▶ INSTRUCTIONS TO FOLLOW
Wherever a line below holds the word "SHIPPING", copy that line.

(Stored data)
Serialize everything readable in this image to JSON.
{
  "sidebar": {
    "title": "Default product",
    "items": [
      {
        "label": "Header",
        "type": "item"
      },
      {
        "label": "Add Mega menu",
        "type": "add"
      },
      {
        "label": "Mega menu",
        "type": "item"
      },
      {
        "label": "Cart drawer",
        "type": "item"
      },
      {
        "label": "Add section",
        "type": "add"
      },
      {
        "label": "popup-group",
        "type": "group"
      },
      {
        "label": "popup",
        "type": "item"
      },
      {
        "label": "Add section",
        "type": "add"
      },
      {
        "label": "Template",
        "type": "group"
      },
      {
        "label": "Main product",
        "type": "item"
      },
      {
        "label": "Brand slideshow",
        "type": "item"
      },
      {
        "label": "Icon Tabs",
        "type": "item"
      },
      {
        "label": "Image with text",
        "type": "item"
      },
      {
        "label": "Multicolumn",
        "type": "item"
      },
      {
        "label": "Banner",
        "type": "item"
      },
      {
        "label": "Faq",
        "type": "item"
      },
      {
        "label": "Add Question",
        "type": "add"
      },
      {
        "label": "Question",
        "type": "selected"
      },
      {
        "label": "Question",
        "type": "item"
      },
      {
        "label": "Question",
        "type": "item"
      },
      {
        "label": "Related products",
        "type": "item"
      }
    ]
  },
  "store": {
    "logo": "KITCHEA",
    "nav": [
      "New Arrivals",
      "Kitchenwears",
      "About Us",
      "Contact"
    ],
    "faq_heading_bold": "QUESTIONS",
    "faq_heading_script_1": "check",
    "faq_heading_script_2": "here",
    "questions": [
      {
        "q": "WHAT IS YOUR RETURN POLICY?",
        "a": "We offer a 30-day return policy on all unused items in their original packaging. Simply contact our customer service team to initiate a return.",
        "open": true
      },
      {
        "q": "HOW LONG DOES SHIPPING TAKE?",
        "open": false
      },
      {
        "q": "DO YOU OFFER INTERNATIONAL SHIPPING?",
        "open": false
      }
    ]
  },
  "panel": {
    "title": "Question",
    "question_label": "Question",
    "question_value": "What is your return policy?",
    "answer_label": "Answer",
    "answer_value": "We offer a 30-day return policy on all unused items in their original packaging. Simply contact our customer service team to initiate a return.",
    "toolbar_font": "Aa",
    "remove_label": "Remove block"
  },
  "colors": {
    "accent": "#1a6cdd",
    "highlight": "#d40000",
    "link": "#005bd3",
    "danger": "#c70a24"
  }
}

▶ THE COMPLETED TASK
        "q": "HOW LONG DOES SHIPPING TAKE?",
        "q": "DO YOU OFFER INTERNATIONAL SHIPPING?",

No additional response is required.